- [Exercise aim]
Report how many lines of the entries below contain the word "Holdts", and nothing more.

## Start

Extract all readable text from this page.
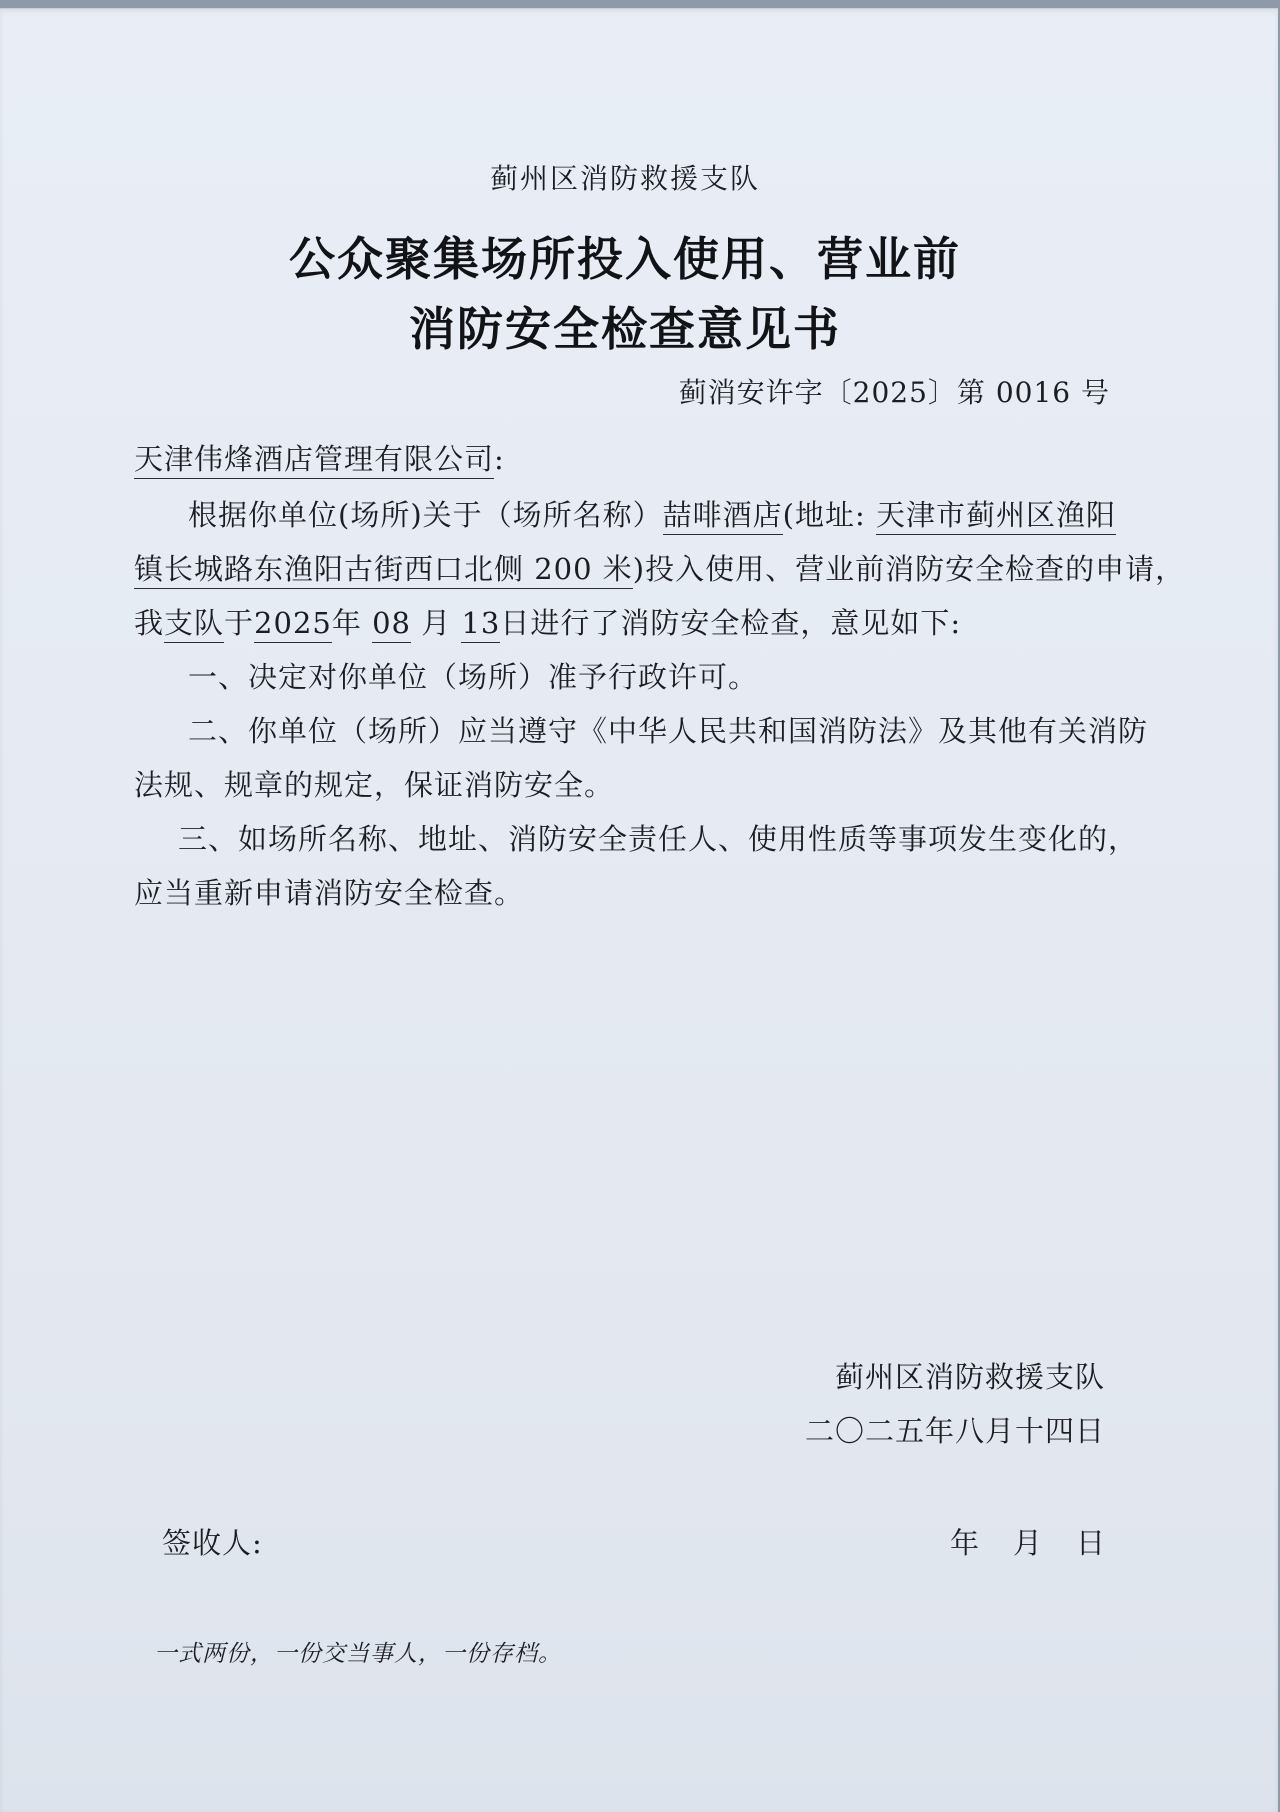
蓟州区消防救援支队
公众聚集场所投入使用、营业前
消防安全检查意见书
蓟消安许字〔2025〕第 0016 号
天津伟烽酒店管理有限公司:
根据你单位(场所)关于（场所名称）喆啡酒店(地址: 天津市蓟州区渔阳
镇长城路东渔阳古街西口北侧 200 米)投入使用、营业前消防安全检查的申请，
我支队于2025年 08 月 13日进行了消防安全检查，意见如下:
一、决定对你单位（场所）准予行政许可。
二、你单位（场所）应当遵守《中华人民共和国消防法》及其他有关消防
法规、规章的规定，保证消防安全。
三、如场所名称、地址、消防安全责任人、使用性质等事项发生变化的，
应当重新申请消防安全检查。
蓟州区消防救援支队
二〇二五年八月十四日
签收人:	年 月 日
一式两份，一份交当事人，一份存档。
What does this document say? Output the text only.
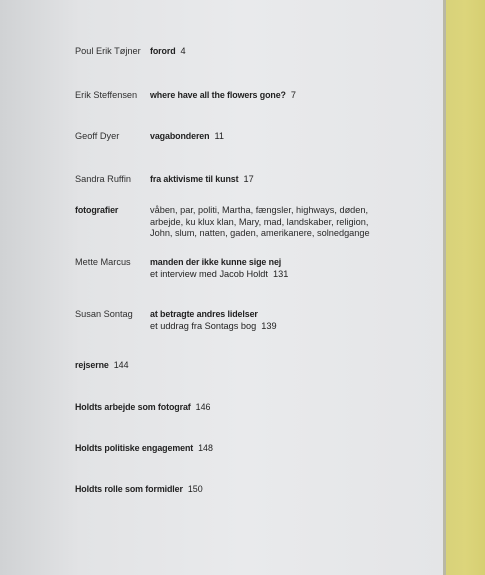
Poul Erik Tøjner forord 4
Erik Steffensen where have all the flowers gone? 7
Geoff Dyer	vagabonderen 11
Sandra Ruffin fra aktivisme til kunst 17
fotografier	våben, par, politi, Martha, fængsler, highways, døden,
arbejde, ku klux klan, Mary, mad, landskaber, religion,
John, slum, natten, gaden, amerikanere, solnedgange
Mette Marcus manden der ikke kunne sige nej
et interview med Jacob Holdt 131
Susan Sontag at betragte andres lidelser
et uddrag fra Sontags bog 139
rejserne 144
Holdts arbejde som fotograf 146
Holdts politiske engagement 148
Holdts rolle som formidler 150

## End

- [Response for this exercise]
3